TASK STATEMENT → Find the number of lines containing the string "color" in the data. Answer with the number by itself.

Dataset records:
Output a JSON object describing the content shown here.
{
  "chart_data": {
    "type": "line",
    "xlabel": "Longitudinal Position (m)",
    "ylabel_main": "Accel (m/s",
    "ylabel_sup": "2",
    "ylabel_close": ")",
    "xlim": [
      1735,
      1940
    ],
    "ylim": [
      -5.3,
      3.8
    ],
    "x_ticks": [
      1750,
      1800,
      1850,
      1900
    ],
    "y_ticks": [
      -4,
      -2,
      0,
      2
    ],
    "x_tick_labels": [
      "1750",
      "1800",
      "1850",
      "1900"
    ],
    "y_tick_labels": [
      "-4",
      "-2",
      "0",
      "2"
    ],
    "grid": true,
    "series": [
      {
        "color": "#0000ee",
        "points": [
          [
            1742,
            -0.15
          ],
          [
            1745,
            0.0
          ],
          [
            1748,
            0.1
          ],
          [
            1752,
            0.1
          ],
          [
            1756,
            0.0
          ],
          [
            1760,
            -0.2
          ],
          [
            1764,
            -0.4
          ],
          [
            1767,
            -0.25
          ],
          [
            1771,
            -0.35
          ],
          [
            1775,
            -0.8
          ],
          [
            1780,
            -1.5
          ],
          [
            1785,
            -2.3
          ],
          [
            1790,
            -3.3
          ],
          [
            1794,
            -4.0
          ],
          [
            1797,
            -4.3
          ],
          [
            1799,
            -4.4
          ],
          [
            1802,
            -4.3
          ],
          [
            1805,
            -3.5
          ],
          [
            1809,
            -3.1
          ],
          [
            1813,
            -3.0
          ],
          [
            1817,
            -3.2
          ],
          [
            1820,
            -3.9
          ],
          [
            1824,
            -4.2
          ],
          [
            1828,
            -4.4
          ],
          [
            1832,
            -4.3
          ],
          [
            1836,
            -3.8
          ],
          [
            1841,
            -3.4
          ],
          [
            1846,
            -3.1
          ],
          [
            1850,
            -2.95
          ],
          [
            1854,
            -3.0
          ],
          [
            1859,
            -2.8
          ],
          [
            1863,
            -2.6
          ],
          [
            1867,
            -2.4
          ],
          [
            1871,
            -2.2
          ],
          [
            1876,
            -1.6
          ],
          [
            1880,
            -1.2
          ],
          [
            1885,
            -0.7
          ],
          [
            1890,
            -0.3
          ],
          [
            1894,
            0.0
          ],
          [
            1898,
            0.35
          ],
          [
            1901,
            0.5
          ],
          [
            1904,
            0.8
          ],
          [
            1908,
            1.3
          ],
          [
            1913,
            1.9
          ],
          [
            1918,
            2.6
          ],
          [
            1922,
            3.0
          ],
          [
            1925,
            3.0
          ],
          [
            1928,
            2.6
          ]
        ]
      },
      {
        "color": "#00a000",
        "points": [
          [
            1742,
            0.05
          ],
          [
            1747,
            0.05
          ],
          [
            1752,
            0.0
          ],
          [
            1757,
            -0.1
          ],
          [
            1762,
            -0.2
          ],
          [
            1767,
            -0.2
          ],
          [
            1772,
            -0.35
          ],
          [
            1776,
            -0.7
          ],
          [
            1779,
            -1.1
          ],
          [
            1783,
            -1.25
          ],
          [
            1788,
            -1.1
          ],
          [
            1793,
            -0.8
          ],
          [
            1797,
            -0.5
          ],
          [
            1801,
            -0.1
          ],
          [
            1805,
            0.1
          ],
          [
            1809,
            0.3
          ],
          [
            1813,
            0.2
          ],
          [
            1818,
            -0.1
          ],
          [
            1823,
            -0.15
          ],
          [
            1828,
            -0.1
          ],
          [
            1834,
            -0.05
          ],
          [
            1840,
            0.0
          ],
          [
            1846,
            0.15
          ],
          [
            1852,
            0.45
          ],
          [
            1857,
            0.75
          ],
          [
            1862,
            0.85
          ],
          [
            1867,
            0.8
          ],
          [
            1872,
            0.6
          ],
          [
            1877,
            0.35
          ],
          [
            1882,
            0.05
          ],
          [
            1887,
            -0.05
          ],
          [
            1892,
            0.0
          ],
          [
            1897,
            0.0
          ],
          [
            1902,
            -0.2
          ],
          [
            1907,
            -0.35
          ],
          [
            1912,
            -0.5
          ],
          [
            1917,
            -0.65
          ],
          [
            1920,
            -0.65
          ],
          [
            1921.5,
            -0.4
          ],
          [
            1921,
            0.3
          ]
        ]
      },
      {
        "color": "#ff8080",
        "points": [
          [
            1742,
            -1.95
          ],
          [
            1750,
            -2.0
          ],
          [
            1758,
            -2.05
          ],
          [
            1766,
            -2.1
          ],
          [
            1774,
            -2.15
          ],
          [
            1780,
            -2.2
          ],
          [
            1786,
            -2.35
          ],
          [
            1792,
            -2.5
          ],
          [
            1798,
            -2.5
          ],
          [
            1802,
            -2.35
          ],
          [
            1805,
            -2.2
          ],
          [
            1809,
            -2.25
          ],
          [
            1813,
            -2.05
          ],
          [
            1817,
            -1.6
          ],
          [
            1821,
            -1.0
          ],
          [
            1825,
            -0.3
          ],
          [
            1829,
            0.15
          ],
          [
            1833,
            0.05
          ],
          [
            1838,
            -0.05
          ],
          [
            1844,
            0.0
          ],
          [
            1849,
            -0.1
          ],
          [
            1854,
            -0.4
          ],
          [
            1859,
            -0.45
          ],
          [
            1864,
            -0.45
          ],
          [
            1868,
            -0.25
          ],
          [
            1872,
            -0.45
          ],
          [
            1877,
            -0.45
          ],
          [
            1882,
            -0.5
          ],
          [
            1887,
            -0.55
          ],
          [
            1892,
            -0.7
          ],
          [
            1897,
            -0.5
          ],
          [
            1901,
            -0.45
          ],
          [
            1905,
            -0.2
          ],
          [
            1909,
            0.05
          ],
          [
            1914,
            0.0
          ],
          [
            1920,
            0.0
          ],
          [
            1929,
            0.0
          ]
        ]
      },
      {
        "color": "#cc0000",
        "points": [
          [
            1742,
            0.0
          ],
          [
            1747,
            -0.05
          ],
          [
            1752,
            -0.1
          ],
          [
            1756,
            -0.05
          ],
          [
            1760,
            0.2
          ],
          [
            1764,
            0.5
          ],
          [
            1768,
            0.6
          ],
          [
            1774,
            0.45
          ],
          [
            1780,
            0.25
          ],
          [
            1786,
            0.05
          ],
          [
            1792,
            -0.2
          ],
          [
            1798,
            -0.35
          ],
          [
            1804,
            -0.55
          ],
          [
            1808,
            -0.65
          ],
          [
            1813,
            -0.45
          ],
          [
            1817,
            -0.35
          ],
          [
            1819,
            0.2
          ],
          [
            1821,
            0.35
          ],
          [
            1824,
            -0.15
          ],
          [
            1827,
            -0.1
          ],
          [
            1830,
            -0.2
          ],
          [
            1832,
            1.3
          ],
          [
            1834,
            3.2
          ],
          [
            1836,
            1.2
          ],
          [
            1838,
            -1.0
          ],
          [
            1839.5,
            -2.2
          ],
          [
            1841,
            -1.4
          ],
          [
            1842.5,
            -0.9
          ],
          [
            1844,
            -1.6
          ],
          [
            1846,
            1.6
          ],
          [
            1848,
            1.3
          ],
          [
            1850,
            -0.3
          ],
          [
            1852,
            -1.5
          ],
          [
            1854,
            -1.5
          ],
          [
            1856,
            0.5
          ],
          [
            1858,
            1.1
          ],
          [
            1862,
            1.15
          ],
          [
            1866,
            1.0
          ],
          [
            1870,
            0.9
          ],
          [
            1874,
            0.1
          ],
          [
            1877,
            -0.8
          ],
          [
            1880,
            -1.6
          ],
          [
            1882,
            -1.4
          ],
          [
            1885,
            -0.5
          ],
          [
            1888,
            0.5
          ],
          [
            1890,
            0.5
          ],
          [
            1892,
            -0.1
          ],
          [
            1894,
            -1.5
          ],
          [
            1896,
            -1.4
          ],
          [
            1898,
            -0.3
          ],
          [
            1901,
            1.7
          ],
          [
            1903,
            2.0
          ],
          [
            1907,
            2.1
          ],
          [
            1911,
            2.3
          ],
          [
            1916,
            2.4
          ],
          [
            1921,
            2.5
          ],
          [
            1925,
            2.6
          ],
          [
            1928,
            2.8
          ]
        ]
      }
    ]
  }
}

THE RESPONSE → 4